Begin Passage provided

Applicable Legislative Provisions
Securities Act, R.S.O. 1990, c. S.5, as am., ss. 71, 147.
Applicable Ontario Rules
National Instrument 44-101 Short Form Prospectus Distributions, Part 8.
Form 44-101F1, Item 20.
National Instrument 44-102 Shelf Distributions, ss. 6.3 and 6.7, Part 9 and ss. 2.1 and 2.2 of Appendix A.
National Policy 11-203 Process for Exemptive Relief Applications in Multiple Jurisdictions.
August 30, 2017
IN THE MATTER OF
THE SECURITIES LEGISLATION OF
(the Principal Jurisdiction)
IN THE MATTER OF
THE PROCESS FOR EXEMPTIVE RELIEF APPLICATIONS
IN MULTIPLE JURISDICTIONS
IN THE MATTER OF
PENTECOSTAL FINANCIAL SERVICES GROUP INC.
(PFSG or the Issuer),
PENTECOSTAL SECURITIES CORP.
(PSC or the Dealer) and
THE PENTECOSTAL ASSEMBLIES OF CANADA
(the PAOC, and collectively with PFSG and PSC, the Filers)
For approximately 60 years, one or more of the Filers have operated the Note Program (defined below) in the PAOC Community for the purpose of making and administering mortgage loans for charitable purposes (e.g., building and renovating churches and bible colleges) and have funded these mortgage loans by issuing and distributing Notes (defined below) to members of the Pentecostal community. The Filers have historically operated this Note Program under an exemption from the prospectus and registration requirements available under securities legislation or a prior decision of certain of the Canadian securities regulatory authorities. In the last 10 years, there have been regulatory changes to the registration regime and expansion of the exempt market prospectus regime, which have changed the securities regulatory landscape for offering Notes under the Note Program. Accordingly, it is appropriate for PFSG, the PAOC and PSC (together, the Filers) to transition their business model to align with these regulatory changes. Specifically, PSC is seeking registration as a dealer and PFSG will rely on prospectus exemptions available under securities legislation or under the terms and conditions of this decision (which are similar to the OM Exemption (as defined below)).
The principal regulator in the Principal Jurisdiction has received an application from the Filers for a decision under the securities legislation of the Principal Jurisdiction (the Legislation) for the following exemptions for certain interim periods as provided for in this decision (collectively, the Exemptions Sought):
(a) an exemption from the dealer registration requirement in respect of any trade by PSC in any fixed income security issued by PFSG (a Note) to a Note Investor (as defined below) under the Note Program (the Interim Dealer Registration Exemption Sought);
(b) an exemption from the adviser registration requirement for any advice provided by PSC to a Note Investor where the advice is in connection with a trade by PSC in a Note (the Interim Adviser Registration Exemption Sought);
(c) an exemption from the dealer registration requirement for PFSG in respect of a trade in a Note where the trade is made through PSC (the Interim Issuer Registration Exemption Sought);
(d) an interim exemption from the prospectus requirement for PFSG to permit the distribution of a Renewal Note (as defined below) to a Legacy Investor (as defined below) where PFSG is unable to determine whether an existing prospectus exemption under securities legislation or the Ongoing Prospectus Relief Sought (as defined below) is available for that distribution, and in such cases the term of the Renewal Note will not extend beyond the Legacy Period (as defined below) (the Interim Prospectus Relief Sought); and
(e) an exemption from the prospectus requirement for PFSG to permit the distribution of any Note under the Note Program (as defined below) (the Ongoing Prospectus Exemption Sought), subject to terms and conditions as provided for in this decision (which include certain requirements that are similar to the OM Exemption (as defined below) where the terms and conditions of the OM Exemption (as defined below) cannot be met and another prospectus exemption under securities legislation is not available).

End Passage provided
Begin Records supplied

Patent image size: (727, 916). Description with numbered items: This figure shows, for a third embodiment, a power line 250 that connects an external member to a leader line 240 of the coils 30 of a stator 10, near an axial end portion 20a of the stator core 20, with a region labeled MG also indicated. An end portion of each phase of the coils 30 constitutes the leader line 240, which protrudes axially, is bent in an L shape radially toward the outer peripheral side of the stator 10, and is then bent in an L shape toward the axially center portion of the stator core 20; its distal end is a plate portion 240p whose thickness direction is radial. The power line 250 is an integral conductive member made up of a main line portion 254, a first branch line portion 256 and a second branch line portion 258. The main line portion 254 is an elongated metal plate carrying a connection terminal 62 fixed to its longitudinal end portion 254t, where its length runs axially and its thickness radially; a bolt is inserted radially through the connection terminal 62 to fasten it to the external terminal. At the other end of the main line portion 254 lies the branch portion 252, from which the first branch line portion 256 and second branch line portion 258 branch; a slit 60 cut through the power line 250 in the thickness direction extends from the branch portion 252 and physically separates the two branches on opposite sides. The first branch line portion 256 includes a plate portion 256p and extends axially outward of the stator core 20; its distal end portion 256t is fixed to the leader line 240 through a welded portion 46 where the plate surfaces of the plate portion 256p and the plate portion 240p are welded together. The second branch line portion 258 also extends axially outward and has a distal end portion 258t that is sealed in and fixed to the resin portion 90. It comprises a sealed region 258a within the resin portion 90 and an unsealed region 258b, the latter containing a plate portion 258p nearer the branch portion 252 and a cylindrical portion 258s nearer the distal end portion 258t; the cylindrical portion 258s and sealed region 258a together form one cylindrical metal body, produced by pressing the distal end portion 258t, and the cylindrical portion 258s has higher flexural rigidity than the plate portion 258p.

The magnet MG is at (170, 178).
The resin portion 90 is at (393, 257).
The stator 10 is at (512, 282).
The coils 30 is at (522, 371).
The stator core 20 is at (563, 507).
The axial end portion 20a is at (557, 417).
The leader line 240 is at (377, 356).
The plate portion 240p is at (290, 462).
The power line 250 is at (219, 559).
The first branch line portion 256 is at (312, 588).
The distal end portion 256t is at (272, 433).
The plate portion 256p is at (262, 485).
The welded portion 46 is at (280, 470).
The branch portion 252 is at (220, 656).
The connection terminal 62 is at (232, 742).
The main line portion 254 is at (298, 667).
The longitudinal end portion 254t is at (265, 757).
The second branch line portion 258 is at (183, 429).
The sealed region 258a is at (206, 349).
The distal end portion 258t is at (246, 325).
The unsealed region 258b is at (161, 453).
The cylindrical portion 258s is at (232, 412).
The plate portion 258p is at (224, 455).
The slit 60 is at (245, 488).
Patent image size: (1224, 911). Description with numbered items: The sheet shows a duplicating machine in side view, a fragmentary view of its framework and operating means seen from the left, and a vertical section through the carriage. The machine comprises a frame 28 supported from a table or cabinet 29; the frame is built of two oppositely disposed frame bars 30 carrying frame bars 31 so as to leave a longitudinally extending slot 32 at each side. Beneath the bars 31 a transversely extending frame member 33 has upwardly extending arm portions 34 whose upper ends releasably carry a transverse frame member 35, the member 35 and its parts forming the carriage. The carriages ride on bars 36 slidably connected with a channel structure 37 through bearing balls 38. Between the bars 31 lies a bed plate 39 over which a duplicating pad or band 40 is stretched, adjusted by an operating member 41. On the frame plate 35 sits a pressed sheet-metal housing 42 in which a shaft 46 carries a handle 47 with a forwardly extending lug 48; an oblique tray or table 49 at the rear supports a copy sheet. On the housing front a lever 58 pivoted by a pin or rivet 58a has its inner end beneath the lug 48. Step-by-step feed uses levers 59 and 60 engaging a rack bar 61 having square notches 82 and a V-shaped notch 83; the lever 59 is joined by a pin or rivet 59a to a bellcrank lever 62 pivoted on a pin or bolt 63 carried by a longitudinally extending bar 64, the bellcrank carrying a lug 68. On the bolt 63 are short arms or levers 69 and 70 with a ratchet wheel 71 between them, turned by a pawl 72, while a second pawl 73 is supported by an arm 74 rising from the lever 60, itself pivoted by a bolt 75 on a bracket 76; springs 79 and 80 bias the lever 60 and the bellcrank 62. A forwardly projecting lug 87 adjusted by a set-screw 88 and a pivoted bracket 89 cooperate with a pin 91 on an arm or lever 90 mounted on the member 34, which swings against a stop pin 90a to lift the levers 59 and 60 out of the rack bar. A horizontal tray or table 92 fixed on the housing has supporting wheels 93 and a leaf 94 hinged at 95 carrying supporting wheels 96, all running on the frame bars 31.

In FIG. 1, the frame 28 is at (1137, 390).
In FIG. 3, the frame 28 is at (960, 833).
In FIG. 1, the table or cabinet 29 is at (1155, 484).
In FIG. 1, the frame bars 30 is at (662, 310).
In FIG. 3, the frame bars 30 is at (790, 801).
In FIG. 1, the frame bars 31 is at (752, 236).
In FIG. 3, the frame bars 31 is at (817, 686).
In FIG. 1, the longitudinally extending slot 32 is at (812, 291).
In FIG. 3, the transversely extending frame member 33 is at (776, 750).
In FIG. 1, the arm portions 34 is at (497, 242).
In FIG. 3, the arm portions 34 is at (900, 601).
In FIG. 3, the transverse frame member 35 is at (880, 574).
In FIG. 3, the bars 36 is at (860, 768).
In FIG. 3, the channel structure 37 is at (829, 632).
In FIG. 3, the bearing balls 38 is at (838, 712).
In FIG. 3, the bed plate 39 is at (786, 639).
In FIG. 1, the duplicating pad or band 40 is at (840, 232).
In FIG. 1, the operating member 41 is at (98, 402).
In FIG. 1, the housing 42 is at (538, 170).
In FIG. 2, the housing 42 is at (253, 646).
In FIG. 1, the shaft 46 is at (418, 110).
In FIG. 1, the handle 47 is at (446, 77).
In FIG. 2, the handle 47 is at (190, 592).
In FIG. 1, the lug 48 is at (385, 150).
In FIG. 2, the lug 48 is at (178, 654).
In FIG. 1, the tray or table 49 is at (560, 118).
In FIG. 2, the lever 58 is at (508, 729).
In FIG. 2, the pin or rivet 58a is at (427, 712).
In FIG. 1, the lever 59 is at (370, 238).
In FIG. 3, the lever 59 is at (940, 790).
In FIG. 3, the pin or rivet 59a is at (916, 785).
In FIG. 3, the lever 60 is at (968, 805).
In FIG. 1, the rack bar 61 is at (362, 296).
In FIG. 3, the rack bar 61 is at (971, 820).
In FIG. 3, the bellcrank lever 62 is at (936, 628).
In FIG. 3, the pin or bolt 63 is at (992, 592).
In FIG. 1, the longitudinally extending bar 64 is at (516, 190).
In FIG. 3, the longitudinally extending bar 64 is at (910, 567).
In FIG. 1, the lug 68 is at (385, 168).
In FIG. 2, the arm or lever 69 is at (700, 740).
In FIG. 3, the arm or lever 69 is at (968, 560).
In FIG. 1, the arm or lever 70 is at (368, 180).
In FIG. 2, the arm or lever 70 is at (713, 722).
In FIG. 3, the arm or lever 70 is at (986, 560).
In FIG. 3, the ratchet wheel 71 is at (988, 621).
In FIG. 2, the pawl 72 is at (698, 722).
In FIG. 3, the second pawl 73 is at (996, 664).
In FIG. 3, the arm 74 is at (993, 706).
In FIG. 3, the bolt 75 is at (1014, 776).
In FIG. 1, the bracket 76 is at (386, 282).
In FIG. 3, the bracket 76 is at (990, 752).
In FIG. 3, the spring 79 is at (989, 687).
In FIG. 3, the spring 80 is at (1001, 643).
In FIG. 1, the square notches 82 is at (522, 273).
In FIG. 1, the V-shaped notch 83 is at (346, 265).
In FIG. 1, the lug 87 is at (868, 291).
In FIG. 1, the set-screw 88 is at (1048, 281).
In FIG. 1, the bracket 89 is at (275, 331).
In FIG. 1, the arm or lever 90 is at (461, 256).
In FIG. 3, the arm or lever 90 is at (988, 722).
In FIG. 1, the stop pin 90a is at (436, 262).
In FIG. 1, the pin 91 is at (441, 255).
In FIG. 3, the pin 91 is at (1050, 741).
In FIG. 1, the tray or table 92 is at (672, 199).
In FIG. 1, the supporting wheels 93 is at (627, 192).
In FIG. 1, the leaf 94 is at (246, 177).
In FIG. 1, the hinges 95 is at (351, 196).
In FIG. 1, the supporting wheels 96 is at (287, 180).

End Records supplied

Written instruction = List each of the Filers named in the securities decision, giving its full name along with the short name it is assigned there. The entries have no connection to the securities decision.

Reply =
- Pentecostal Financial Services Group Inc. (PFSG, or the Issuer)
- Pentecostal Securities Corp. (PSC, or the Dealer)
- The Pentecostal Assemblies of Canada (the PAOC)